=== WRITTEN REQUEST ===
From the listing below, pull out every line where the string "passe" appears.

+++ DATASET EXTRACT

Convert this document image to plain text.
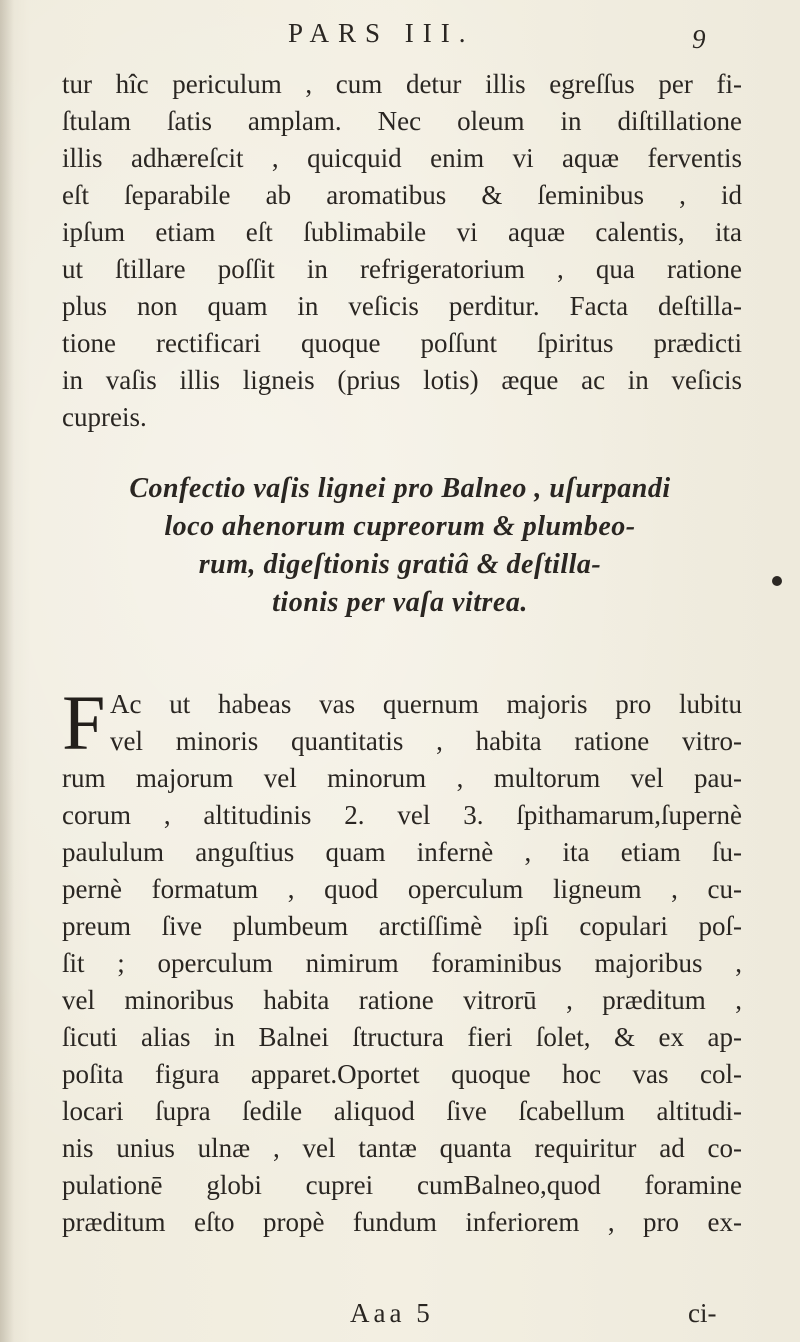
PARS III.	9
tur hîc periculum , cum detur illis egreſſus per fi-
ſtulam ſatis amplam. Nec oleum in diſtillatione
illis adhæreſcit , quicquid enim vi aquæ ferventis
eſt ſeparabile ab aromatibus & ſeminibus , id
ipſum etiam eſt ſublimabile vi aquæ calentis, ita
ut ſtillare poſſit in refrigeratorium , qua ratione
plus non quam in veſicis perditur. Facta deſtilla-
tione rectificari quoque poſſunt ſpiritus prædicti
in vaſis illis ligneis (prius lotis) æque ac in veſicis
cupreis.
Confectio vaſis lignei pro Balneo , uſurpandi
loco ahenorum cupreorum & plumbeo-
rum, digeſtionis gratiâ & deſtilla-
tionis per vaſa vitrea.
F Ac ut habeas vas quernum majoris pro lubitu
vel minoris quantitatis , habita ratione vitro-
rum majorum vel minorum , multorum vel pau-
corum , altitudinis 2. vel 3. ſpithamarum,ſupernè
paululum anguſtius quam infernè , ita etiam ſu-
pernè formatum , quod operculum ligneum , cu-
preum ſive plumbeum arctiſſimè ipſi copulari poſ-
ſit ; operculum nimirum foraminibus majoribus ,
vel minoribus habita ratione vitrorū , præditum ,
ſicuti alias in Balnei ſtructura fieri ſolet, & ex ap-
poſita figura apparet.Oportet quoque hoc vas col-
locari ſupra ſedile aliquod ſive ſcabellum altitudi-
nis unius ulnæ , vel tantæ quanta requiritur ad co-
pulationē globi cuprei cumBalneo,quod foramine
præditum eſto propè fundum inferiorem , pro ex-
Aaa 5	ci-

++++++
+++ DATASET EXTRACT

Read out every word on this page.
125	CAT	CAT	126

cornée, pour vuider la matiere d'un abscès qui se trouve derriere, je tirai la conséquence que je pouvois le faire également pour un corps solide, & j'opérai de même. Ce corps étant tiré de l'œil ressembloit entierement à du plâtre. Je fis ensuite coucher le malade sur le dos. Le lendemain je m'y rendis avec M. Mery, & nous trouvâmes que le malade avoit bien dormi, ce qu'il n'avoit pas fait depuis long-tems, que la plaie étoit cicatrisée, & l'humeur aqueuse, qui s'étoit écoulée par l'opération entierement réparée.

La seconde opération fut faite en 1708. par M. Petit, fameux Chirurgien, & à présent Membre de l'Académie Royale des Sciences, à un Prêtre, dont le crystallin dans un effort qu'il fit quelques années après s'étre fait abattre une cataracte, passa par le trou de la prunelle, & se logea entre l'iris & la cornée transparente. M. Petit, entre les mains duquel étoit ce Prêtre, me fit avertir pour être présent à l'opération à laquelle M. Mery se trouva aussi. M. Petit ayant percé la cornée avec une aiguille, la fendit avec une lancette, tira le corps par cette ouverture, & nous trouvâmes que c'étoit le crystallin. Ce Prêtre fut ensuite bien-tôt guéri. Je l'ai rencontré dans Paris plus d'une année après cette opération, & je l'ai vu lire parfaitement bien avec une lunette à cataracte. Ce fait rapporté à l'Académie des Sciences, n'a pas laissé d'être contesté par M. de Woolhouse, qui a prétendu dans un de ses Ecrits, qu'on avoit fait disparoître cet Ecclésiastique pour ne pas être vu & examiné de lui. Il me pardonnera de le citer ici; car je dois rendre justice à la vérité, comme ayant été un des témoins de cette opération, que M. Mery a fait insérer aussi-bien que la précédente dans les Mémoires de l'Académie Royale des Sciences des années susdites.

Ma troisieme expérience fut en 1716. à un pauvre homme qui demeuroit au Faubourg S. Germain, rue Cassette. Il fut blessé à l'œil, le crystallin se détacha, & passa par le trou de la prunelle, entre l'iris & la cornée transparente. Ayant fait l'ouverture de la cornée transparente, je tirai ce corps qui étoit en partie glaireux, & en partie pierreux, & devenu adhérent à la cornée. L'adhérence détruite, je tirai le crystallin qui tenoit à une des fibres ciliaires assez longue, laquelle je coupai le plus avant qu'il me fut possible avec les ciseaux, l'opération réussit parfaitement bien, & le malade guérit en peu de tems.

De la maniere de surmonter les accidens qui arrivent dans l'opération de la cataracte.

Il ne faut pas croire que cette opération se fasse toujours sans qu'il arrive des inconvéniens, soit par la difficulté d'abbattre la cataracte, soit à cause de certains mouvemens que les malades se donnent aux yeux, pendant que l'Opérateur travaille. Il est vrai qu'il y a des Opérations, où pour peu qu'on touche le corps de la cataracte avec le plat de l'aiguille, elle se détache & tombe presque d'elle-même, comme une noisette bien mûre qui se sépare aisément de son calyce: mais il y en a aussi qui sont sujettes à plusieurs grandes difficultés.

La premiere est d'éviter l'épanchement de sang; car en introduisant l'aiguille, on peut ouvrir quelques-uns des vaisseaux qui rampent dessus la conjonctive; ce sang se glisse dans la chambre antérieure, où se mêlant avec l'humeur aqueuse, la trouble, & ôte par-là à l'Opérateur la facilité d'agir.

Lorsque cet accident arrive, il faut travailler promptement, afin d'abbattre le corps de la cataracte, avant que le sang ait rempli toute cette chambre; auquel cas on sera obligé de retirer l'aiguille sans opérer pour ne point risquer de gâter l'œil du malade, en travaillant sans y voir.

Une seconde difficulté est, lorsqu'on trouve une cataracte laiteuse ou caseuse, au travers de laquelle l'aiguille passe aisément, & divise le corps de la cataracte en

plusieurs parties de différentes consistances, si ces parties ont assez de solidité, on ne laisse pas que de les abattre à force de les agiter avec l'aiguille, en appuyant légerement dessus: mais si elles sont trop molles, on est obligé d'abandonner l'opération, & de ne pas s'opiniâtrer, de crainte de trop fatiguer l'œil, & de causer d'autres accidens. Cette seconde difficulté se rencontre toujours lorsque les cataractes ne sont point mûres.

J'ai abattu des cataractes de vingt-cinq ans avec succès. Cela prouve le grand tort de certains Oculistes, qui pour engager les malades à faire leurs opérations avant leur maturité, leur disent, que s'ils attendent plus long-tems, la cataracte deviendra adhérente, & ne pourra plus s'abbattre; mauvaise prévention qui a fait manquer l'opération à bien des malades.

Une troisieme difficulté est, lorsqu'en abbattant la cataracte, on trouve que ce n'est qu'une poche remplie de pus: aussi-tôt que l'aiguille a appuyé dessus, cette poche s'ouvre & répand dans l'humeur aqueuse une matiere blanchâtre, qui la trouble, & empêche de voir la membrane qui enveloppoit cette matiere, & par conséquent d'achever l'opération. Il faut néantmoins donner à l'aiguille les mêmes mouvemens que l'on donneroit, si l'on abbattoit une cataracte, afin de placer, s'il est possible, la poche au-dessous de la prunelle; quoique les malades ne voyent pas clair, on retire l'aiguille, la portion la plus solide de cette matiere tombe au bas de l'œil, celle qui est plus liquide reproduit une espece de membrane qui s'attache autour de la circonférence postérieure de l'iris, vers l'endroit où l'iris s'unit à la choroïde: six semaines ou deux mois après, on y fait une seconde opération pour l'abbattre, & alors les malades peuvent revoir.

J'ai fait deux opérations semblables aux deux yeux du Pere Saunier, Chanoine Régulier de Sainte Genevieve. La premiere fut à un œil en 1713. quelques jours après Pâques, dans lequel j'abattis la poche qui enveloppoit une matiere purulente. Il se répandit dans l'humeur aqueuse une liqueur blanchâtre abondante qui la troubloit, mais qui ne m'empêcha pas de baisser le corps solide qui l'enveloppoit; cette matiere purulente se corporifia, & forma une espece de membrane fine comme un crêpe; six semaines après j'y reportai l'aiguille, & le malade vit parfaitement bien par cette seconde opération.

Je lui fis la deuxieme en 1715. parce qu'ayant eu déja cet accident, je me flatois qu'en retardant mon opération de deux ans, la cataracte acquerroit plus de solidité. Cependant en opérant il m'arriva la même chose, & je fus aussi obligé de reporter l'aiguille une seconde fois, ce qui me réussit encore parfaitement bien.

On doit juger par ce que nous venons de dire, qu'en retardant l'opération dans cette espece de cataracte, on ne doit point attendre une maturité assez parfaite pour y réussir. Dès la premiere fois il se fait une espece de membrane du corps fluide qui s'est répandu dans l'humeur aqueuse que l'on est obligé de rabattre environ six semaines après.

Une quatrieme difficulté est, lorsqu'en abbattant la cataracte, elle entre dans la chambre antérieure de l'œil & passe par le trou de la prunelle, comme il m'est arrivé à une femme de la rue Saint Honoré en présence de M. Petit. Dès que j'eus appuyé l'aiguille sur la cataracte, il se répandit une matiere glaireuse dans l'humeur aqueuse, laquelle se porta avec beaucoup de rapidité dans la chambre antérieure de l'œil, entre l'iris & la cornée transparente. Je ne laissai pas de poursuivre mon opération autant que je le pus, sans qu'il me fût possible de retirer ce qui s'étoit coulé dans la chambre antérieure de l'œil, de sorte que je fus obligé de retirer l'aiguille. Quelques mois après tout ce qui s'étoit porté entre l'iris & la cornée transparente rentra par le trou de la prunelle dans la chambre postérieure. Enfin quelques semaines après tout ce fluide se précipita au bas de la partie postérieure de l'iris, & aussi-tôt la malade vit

++++++

=== OUTPUT BELOW ===
Une seconde difficulté est, lorsqu'on trouve une cataracte laiteuse ou caseuse, au travers de laquelle l'aiguille passe aisément, & divise le corps de la cataracte en
Une quatrieme difficulté est, lorsqu'en abbattant la cataracte, elle entre dans la chambre antérieure de l'œil & passe par le trou de la prunelle, comme il m'est arrivé à une femme de la rue Saint Honoré en présence de M. Petit. Dès que j'eus appuyé l'aiguille sur la cataracte, il se répandit une matiere glaireuse dans l'humeur aqueuse, laquelle se porta avec beaucoup de rapidité dans la chambre antérieure de l'œil, entre l'iris & la cornée transparente. Je ne laissai pas de poursuivre mon opération autant que je le pus, sans qu'il me fût possible de retirer ce qui s'étoit coulé dans la chambre antérieure de l'œil, de sorte que je fus obligé de retirer l'aiguille. Quelques mois après tout ce qui s'étoit porté entre l'iris & la cornée transparente rentra par le trou de la prunelle dans la chambre postérieure. Enfin quelques semaines après tout ce fluide se précipita au bas de la partie postérieure de l'iris, & aussi-tôt la malade vit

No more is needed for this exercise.